(Figure collection entries)
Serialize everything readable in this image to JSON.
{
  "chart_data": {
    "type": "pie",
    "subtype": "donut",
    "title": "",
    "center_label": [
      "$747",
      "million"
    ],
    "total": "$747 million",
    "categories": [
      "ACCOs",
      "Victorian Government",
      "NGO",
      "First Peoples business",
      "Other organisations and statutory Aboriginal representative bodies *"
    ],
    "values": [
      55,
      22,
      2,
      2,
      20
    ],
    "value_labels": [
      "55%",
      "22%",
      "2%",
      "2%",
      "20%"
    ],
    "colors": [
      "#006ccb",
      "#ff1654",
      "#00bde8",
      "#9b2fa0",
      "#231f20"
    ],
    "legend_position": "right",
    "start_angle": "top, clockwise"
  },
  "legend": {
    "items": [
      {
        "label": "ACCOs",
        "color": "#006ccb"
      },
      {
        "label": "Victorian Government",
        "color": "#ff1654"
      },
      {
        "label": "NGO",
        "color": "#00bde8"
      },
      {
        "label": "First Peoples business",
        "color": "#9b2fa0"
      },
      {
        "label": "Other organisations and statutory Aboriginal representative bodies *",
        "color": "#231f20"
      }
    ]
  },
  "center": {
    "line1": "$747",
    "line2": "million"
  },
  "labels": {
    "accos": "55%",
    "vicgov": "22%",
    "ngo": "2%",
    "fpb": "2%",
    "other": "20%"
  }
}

Job:
Return the entries above exactly as they appear.

Task solution:
Serialize everything readable in this image to JSON.
{
  "chart_data": {
    "type": "pie",
    "subtype": "donut",
    "title": "",
    "center_label": [
      "$747",
      "million"
    ],
    "total": "$747 million",
    "categories": [
      "ACCOs",
      "Victorian Government",
      "NGO",
      "First Peoples business",
      "Other organisations and statutory Aboriginal representative bodies *"
    ],
    "values": [
      55,
      22,
      2,
      2,
      20
    ],
    "value_labels": [
      "55%",
      "22%",
      "2%",
      "2%",
      "20%"
    ],
    "colors": [
      "#006ccb",
      "#ff1654",
      "#00bde8",
      "#9b2fa0",
      "#231f20"
    ],
    "legend_position": "right",
    "start_angle": "top, clockwise"
  },
  "legend": {
    "items": [
      {
        "label": "ACCOs",
        "color": "#006ccb"
      },
      {
        "label": "Victorian Government",
        "color": "#ff1654"
      },
      {
        "label": "NGO",
        "color": "#00bde8"
      },
      {
        "label": "First Peoples business",
        "color": "#9b2fa0"
      },
      {
        "label": "Other organisations and statutory Aboriginal representative bodies *",
        "color": "#231f20"
      }
    ]
  },
  "center": {
    "line1": "$747",
    "line2": "million"
  },
  "labels": {
    "accos": "55%",
    "vicgov": "22%",
    "ngo": "2%",
    "fpb": "2%",
    "other": "20%"
  }
}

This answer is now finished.